Goal of the exercise: Copy out each line of the data holding "隐入尘烟民宿".

========================================

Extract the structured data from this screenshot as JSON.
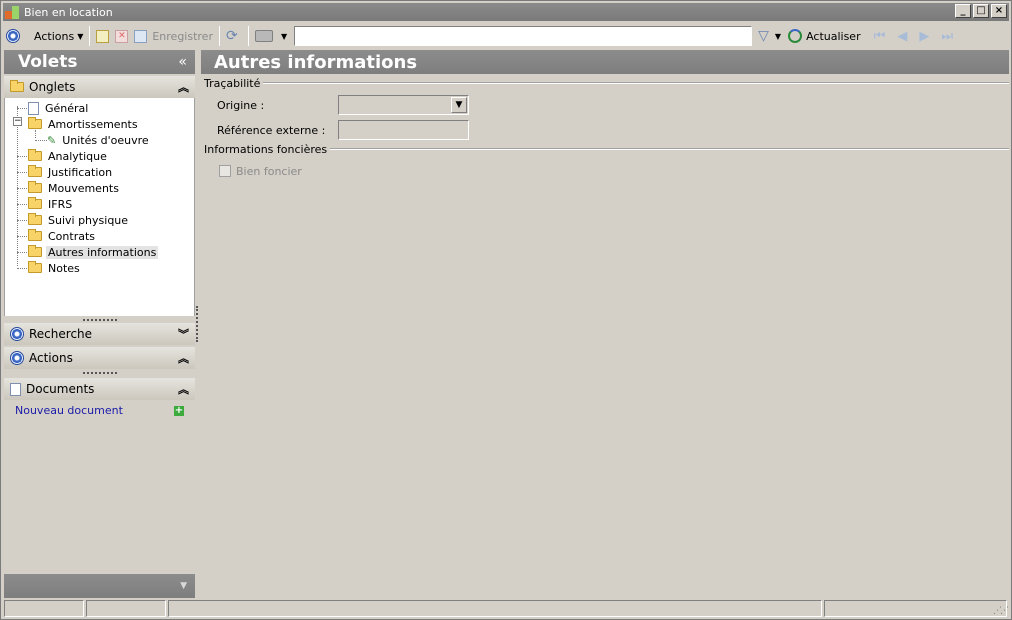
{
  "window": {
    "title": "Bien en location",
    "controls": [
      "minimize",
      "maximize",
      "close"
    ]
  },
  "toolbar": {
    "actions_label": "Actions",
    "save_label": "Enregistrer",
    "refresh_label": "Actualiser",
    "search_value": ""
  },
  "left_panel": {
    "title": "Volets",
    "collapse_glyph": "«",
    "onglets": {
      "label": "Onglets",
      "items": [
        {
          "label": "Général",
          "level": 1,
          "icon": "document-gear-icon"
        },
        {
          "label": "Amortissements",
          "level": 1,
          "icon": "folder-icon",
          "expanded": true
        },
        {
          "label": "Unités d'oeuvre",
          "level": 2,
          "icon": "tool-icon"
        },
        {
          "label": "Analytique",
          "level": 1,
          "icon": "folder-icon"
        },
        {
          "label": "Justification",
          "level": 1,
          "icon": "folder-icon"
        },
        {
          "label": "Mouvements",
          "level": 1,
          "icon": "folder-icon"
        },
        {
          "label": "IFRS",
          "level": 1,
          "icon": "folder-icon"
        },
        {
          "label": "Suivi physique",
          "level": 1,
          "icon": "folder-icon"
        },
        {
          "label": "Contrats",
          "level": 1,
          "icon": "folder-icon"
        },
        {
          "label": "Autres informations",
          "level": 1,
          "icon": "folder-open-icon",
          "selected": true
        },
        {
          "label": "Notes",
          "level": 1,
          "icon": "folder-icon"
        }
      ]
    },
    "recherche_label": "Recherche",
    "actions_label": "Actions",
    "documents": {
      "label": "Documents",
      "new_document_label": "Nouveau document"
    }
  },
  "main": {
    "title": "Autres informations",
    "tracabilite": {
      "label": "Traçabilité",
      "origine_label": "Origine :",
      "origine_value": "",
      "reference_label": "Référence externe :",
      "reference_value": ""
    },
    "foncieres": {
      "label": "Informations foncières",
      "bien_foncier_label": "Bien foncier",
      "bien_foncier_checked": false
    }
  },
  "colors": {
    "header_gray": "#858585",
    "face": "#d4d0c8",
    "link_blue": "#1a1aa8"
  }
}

========================================

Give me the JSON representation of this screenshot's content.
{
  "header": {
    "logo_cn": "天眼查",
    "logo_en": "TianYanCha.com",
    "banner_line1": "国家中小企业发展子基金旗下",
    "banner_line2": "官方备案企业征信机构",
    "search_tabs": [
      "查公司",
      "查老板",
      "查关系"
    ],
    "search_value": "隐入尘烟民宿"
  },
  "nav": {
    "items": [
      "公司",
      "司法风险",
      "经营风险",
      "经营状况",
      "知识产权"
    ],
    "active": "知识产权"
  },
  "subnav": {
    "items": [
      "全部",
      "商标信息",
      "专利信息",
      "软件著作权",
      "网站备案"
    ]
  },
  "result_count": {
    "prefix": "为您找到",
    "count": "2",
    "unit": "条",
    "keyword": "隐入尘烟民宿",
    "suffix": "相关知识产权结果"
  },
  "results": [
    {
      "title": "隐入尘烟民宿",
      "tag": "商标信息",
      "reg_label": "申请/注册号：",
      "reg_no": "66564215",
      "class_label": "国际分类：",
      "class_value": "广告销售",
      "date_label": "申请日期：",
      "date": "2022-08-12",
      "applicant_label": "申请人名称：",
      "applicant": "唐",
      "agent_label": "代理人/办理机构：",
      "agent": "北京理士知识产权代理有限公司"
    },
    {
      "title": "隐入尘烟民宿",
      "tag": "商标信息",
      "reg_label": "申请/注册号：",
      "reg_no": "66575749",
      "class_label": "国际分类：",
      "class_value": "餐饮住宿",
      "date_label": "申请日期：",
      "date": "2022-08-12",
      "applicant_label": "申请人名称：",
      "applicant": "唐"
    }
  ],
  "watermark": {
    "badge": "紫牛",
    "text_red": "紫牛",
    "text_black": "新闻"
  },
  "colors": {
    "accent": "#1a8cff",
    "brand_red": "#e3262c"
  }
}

========================================

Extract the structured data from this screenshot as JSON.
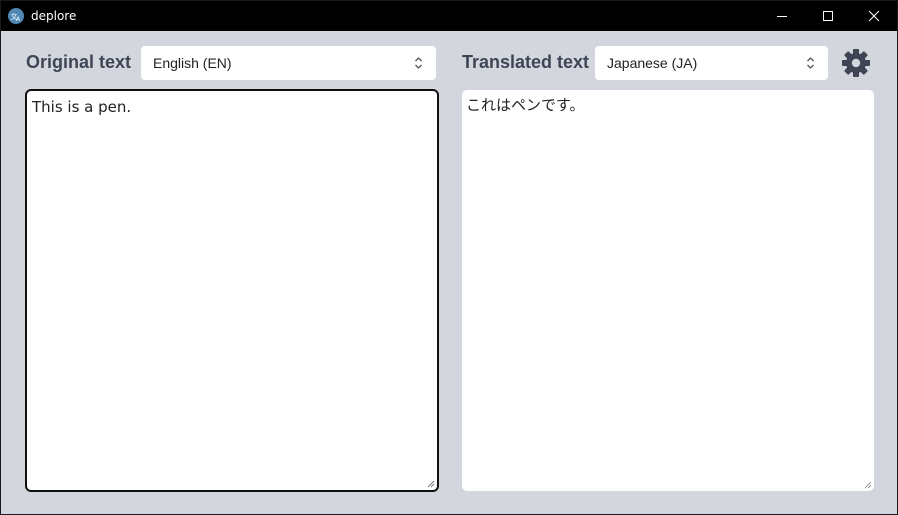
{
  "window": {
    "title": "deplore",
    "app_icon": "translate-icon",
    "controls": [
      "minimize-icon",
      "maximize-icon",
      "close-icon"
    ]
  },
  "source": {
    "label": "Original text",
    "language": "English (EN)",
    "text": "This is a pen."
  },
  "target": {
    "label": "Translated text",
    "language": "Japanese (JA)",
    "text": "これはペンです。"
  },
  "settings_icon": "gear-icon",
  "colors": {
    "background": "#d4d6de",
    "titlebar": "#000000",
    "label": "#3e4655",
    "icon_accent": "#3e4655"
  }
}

========================================

Solution to this task:
    "search_value": "隐入尘烟民宿"
    "keyword": "隐入尘烟民宿",
      "title": "隐入尘烟民宿",
      "title": "隐入尘烟民宿",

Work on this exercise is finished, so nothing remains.